DIRECTION —
The records below must be duplicated exactly, character for character.

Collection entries
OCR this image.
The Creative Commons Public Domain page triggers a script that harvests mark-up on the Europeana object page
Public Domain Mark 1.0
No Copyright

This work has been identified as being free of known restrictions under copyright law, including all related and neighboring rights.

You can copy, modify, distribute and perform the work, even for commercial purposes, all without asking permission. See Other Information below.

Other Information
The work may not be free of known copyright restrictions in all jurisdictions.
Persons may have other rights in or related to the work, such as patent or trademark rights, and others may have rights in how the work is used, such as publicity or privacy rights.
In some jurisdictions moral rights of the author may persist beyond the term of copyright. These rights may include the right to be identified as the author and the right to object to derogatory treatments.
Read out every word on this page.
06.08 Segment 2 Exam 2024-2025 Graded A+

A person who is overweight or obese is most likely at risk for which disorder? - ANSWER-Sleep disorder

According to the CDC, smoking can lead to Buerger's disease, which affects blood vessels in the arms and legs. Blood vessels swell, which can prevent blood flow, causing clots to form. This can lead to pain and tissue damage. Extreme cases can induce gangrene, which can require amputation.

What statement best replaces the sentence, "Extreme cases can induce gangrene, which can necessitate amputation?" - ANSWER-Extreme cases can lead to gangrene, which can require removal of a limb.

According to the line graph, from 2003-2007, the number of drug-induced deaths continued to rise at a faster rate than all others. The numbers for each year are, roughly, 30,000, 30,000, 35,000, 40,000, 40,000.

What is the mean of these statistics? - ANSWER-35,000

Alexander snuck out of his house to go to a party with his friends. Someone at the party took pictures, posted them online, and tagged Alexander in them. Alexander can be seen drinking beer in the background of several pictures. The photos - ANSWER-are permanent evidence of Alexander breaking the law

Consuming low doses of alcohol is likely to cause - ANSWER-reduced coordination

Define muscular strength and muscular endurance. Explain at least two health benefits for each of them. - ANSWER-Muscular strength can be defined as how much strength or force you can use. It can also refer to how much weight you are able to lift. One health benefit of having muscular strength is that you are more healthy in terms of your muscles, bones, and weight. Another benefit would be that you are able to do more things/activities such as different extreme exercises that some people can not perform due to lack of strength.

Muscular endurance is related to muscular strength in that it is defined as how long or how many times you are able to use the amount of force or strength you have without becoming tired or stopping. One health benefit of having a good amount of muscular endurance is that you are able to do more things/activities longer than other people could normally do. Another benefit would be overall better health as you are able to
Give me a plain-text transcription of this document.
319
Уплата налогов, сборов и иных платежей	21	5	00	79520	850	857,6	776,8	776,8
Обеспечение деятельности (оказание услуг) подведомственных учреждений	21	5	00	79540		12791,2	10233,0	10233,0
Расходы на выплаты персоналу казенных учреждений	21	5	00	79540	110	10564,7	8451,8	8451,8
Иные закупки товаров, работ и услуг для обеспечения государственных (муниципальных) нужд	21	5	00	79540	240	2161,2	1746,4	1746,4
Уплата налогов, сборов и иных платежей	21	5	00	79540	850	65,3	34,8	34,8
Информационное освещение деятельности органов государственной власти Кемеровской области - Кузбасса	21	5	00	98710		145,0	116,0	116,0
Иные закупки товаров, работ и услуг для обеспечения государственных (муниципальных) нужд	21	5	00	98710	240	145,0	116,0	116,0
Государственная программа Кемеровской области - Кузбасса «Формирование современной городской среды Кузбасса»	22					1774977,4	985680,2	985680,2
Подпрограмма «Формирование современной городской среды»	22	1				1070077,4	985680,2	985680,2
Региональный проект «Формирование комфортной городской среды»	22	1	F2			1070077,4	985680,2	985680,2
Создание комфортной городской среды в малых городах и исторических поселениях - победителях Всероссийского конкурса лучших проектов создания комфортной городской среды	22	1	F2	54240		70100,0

SOLUTION TO THIS PROBLEM —
OCR this image.
The Creative Commons Public Domain page triggers a script that harvests mark-up on the Europeana object page
Public Domain Mark 1.0
No Copyright

This work has been identified as being free of known restrictions under copyright law, including all related and neighboring rights.

You can copy, modify, distribute and perform the work, even for commercial purposes, all without asking permission. See Other Information below.

Other Information
The work may not be free of known copyright restrictions in all jurisdictions.
Persons may have other rights in or related to the work, such as patent or trademark rights, and others may have rights in how the work is used, such as publicity or privacy rights.
In some jurisdictions moral rights of the author may persist beyond the term of copyright. These rights may include the right to be identified as the author and the right to object to derogatory treatments.
Read out every word on this page.
06.08 Segment 2 Exam 2024-2025 Graded A+

A person who is overweight or obese is most likely at risk for which disorder? - ANSWER-Sleep disorder

According to the CDC, smoking can lead to Buerger's disease, which affects blood vessels in the arms and legs. Blood vessels swell, which can prevent blood flow, causing clots to form. This can lead to pain and tissue damage. Extreme cases can induce gangrene, which can require amputation.

What statement best replaces the sentence, "Extreme cases can induce gangrene, which can necessitate amputation?" - ANSWER-Extreme cases can lead to gangrene, which can require removal of a limb.

According to the line graph, from 2003-2007, the number of drug-induced deaths continued to rise at a faster rate than all others. The numbers for each year are, roughly, 30,000, 30,000, 35,000, 40,000, 40,000.

What is the mean of these statistics? - ANSWER-35,000

Alexander snuck out of his house to go to a party with his friends. Someone at the party took pictures, posted them online, and tagged Alexander in them. Alexander can be seen drinking beer in the background of several pictures. The photos - ANSWER-are permanent evidence of Alexander breaking the law

Consuming low doses of alcohol is likely to cause - ANSWER-reduced coordination

Define muscular strength and muscular endurance. Explain at least two health benefits for each of them. - ANSWER-Muscular strength can be defined as how much strength or force you can use. It can also refer to how much weight you are able to lift. One health benefit of having muscular strength is that you are more healthy in terms of your muscles, bones, and weight. Another benefit would be that you are able to do more things/activities such as different extreme exercises that some people can not perform due to lack of strength.

Muscular endurance is related to muscular strength in that it is defined as how long or how many times you are able to use the amount of force or strength you have without becoming tired or stopping. One health benefit of having a good amount of muscular endurance is that you are able to do more things/activities longer than other people could normally do. Another benefit would be overall better health as you are able to
Give me a plain-text transcription of this document.
319
Уплата налогов, сборов и иных платежей	21	5	00	79520	850	857,6	776,8	776,8
Обеспечение деятельности (оказание услуг) подведомственных учреждений	21	5	00	79540		12791,2	10233,0	10233,0
Расходы на выплаты персоналу казенных учреждений	21	5	00	79540	110	10564,7	8451,8	8451,8
Иные закупки товаров, работ и услуг для обеспечения государственных (муниципальных) нужд	21	5	00	79540	240	2161,2	1746,4	1746,4
Уплата налогов, сборов и иных платежей	21	5	00	79540	850	65,3	34,8	34,8
Информационное освещение деятельности органов государственной власти Кемеровской области - Кузбасса	21	5	00	98710		145,0	116,0	116,0
Иные закупки товаров, работ и услуг для обеспечения государственных (муниципальных) нужд	21	5	00	98710	240	145,0	116,0	116,0
Государственная программа Кемеровской области - Кузбасса «Формирование современной городской среды Кузбасса»	22					1774977,4	985680,2	985680,2
Подпрограмма «Формирование современной городской среды»	22	1				1070077,4	985680,2	985680,2
Региональный проект «Формирование комфортной городской среды»	22	1	F2			1070077,4	985680,2	985680,2
Создание комфортной городской среды в малых городах и исторических поселениях - победителях Всероссийского конкурса лучших проектов создания комфортной городской среды	22	1	F2	54240		70100,0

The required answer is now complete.